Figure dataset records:
————————
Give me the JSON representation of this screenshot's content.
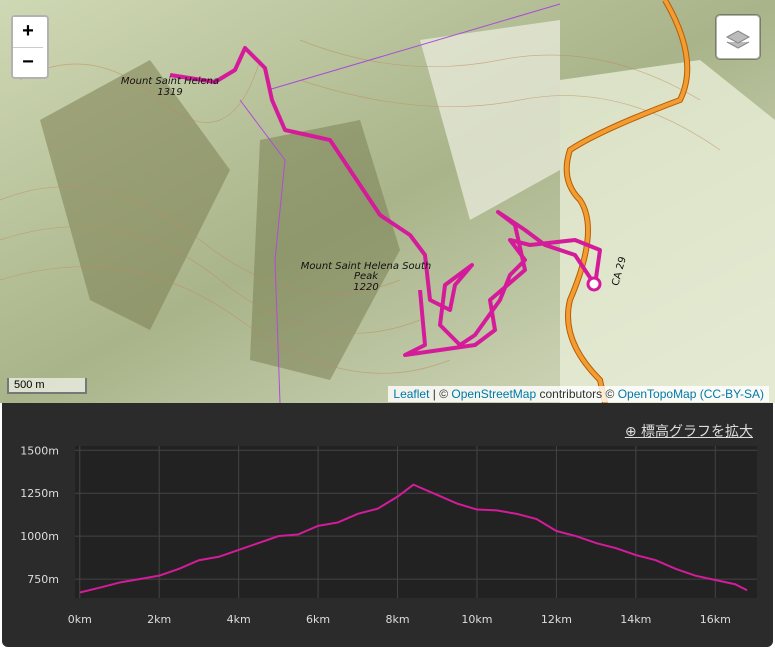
{
  "map": {
    "zoom_in": "+",
    "zoom_out": "−",
    "peak_1_name": "Mount Saint Helena",
    "peak_1_elevation": "1319",
    "peak_2_name_line_1": "Mount Saint Helena South",
    "peak_2_name_line_2": "Peak",
    "peak_2_elevation": "1220",
    "road_label": "CA 29",
    "scale": "500 m",
    "attribution": {
      "leaflet": "Leaflet",
      "sep": "| ©",
      "osm": "OpenStreetMap",
      "mid": "contributors ©",
      "otm": "OpenTopoMap",
      "license": "(CC-BY-SA)"
    }
  },
  "expand_button": "標高グラフを拡大",
  "chart_data": {
    "type": "line",
    "x": [
      0,
      0.5,
      1,
      1.5,
      2,
      2.5,
      3,
      3.5,
      4,
      4.5,
      5,
      5.5,
      6,
      6.5,
      7,
      7.5,
      8,
      8.4,
      8.5,
      9,
      9.5,
      10,
      10.5,
      11,
      11.5,
      12,
      12.5,
      13,
      13.5,
      14,
      14.5,
      15,
      15.5,
      16,
      16.5,
      16.8
    ],
    "series": [
      {
        "name": "elevation",
        "color": "#d41c9a",
        "values": [
          672,
          700,
          730,
          750,
          770,
          810,
          860,
          880,
          920,
          960,
          1000,
          1010,
          1060,
          1080,
          1130,
          1160,
          1230,
          1300,
          1290,
          1240,
          1190,
          1155,
          1150,
          1130,
          1100,
          1030,
          1000,
          960,
          930,
          890,
          860,
          810,
          770,
          745,
          720,
          685
        ]
      }
    ],
    "xlim": [
      -0.12,
      17.05
    ],
    "ylim": [
      640,
      1525
    ],
    "xticks": [
      {
        "value": 0,
        "label": "0km"
      },
      {
        "value": 2,
        "label": "2km"
      },
      {
        "value": 4,
        "label": "4km"
      },
      {
        "value": 6,
        "label": "6km"
      },
      {
        "value": 8,
        "label": "8km"
      },
      {
        "value": 10,
        "label": "10km"
      },
      {
        "value": 12,
        "label": "12km"
      },
      {
        "value": 14,
        "label": "14km"
      },
      {
        "value": 16,
        "label": "16km"
      }
    ],
    "yticks": [
      {
        "value": 750,
        "label": "750m"
      },
      {
        "value": 1000,
        "label": "1000m"
      },
      {
        "value": 1250,
        "label": "1250m"
      },
      {
        "value": 1500,
        "label": "1500m"
      }
    ],
    "grid": true
  }
}
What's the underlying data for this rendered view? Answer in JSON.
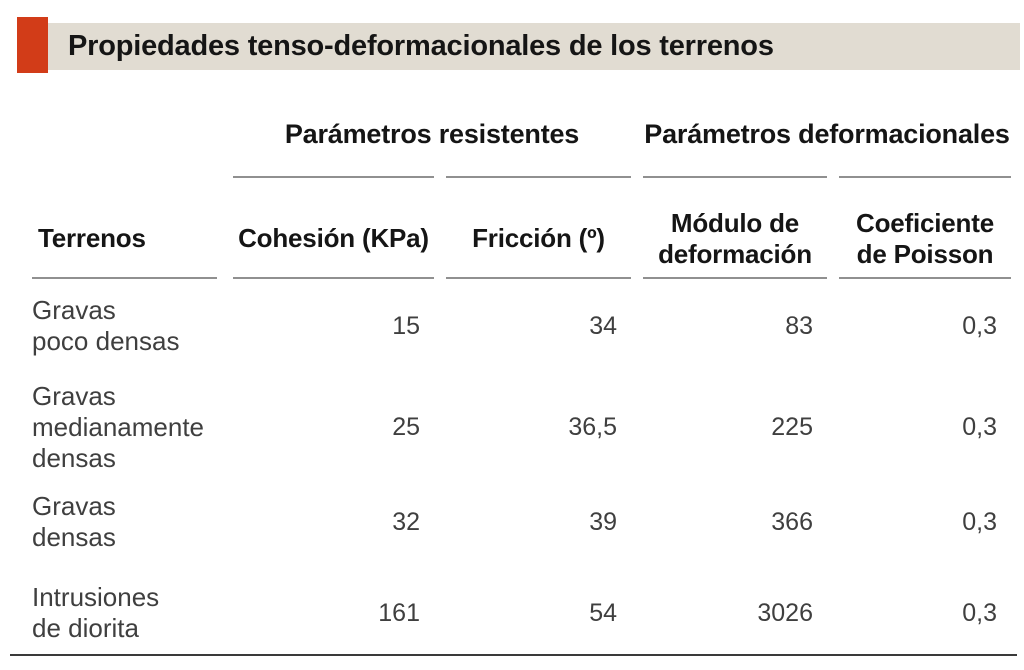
{
  "title": "Propiedades tenso-deformacionales de los terrenos",
  "colors": {
    "accent_red": "#d23c18",
    "title_bar_bg": "#e1dcd2",
    "rule_gray": "#909090",
    "bottom_rule": "#3a3a3a",
    "data_text": "#3f3f3f"
  },
  "table": {
    "group_headers": {
      "resistentes": "Parámetros resistentes",
      "deformacionales": "Parámetros deformacionales"
    },
    "columns": {
      "terrenos": "Terrenos",
      "cohesion": "Cohesión (KPa)",
      "friccion": "Fricción (º)",
      "modulo": "Módulo de\ndeformación",
      "poisson": "Coeficiente\nde Poisson"
    },
    "rows": [
      {
        "terreno": "Gravas\npoco densas",
        "cohesion": "15",
        "friccion": "34",
        "modulo": "83",
        "poisson": "0,3"
      },
      {
        "terreno": "Gravas\nmedianamente\ndensas",
        "cohesion": "25",
        "friccion": "36,5",
        "modulo": "225",
        "poisson": "0,3"
      },
      {
        "terreno": "Gravas\ndensas",
        "cohesion": "32",
        "friccion": "39",
        "modulo": "366",
        "poisson": "0,3"
      },
      {
        "terreno": "Intrusiones\nde diorita",
        "cohesion": "161",
        "friccion": "54",
        "modulo": "3026",
        "poisson": "0,3"
      }
    ]
  }
}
————————
Filter the listing for the word "Mount" and copy every line that holds it.

Answer to this problem:
    "peak_1_name": "Mount Saint Helena",
    "peak_2_name_line_1": "Mount Saint Helena South",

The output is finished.